(Required work):
Check each line of the entries below for the string "JSON"; copy every line where it appears.
* Begin *
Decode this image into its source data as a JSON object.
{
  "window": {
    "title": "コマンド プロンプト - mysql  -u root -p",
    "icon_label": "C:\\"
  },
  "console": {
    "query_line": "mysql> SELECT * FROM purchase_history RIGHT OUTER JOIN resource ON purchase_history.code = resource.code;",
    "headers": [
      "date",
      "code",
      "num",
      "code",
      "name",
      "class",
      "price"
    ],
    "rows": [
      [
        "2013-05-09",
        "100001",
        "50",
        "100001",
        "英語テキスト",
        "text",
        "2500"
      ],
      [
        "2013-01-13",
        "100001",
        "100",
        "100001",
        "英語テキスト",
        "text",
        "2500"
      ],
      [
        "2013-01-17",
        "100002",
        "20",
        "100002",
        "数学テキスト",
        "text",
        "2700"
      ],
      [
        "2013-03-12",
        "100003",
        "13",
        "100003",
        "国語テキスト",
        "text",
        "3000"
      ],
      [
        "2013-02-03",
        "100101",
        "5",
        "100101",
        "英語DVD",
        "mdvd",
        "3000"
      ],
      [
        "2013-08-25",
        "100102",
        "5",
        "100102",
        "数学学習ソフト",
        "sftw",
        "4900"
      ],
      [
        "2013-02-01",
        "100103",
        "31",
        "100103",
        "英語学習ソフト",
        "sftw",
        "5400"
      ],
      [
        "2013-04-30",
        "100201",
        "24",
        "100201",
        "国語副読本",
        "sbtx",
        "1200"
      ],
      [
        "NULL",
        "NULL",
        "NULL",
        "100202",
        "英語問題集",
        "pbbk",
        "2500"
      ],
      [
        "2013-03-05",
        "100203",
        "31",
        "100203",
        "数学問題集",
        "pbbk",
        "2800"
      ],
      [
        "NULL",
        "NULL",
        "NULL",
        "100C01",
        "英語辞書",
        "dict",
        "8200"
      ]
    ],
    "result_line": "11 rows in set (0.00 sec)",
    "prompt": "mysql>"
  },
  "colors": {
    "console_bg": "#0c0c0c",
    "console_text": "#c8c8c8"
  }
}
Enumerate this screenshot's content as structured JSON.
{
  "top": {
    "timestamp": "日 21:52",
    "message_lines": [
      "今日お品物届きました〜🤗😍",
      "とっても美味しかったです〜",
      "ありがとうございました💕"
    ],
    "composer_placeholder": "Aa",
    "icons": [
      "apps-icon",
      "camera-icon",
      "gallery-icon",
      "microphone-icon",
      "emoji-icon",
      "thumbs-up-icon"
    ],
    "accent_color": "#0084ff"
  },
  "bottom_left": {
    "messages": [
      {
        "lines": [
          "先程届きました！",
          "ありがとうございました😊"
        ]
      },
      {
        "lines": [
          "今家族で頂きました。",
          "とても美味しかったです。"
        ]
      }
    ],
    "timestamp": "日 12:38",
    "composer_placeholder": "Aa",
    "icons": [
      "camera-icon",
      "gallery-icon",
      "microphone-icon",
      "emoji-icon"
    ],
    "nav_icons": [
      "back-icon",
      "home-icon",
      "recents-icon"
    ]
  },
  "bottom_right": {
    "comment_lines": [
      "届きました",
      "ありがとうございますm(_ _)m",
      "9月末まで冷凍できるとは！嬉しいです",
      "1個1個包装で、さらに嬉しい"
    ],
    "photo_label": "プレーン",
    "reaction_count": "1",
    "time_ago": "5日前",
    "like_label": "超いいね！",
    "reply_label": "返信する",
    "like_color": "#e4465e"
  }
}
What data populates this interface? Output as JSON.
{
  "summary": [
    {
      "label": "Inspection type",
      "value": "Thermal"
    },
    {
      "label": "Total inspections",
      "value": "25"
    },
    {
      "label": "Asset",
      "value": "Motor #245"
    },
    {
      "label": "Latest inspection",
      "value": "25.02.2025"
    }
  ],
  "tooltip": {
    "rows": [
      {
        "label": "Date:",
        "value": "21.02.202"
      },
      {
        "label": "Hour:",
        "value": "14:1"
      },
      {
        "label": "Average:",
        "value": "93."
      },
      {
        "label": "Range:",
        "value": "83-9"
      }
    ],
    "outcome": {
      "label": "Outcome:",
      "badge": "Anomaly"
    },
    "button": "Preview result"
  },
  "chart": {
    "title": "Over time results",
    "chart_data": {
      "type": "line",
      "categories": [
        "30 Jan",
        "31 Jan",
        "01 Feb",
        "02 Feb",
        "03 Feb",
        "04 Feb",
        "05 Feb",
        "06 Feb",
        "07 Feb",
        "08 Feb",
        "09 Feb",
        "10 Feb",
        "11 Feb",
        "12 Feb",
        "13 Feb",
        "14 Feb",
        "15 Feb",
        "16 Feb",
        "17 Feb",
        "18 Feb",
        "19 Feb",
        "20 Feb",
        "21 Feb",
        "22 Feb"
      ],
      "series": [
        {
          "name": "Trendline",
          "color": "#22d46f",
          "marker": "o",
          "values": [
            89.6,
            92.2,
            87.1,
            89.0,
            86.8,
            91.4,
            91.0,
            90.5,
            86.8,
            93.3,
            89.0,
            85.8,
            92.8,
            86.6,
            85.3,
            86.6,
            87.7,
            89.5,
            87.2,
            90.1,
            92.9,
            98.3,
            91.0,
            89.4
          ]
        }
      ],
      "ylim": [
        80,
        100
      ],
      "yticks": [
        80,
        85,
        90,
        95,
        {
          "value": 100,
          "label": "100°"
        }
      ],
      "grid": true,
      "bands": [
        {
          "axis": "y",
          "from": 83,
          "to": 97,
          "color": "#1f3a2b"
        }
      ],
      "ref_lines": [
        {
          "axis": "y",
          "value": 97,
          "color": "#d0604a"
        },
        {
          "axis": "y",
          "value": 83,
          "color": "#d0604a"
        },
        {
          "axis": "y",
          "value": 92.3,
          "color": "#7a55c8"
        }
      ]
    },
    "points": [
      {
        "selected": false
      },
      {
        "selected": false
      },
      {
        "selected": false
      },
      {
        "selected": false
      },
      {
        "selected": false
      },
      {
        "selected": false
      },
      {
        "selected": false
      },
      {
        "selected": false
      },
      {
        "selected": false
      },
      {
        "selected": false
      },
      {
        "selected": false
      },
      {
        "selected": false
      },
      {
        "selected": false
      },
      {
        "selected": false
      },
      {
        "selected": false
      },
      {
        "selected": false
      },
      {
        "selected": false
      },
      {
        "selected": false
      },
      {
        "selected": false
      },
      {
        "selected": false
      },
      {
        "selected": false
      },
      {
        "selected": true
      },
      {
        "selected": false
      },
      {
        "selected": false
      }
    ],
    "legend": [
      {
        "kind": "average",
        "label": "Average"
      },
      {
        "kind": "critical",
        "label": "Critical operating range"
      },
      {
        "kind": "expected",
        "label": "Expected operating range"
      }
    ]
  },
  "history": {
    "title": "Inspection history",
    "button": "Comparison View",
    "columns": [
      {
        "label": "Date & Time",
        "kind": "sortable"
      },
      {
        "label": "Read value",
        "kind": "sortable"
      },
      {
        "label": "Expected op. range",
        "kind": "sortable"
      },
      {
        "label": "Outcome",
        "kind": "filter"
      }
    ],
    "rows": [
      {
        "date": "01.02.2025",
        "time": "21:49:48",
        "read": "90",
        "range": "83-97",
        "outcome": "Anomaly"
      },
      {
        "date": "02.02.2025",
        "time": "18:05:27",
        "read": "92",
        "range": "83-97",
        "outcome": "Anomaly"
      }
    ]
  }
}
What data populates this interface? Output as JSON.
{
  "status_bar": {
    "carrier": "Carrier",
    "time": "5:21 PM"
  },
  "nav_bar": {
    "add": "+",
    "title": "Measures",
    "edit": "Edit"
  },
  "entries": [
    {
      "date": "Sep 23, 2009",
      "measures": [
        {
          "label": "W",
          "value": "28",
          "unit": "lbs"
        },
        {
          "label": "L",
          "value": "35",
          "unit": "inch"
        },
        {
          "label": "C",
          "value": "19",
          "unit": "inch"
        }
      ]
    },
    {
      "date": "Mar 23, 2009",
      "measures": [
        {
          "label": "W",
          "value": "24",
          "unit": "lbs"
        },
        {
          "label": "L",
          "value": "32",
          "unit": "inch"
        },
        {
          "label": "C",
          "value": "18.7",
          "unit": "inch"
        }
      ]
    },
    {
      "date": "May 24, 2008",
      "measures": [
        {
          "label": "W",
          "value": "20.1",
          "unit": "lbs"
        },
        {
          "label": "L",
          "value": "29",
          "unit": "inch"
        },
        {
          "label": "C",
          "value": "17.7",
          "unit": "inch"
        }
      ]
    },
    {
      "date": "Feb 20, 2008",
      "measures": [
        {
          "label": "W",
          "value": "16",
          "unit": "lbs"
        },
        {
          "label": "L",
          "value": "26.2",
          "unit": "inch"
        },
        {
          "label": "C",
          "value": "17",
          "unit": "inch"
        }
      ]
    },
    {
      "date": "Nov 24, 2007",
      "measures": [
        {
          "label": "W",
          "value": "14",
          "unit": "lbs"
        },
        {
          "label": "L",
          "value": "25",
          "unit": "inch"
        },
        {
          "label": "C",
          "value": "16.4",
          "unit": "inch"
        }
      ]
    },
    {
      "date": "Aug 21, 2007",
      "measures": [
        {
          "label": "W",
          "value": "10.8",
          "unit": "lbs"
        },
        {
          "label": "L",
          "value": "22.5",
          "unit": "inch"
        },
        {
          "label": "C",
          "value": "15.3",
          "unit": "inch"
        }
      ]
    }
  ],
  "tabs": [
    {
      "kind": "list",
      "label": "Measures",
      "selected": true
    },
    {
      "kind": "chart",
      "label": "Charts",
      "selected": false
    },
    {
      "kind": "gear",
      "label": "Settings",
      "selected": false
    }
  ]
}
* End *
(In response):
Decode this image into its source data as a JSON object.
Enumerate this screenshot's content as structured JSON.
What data populates this interface? Output as JSON.
What data populates this interface? Output as JSON.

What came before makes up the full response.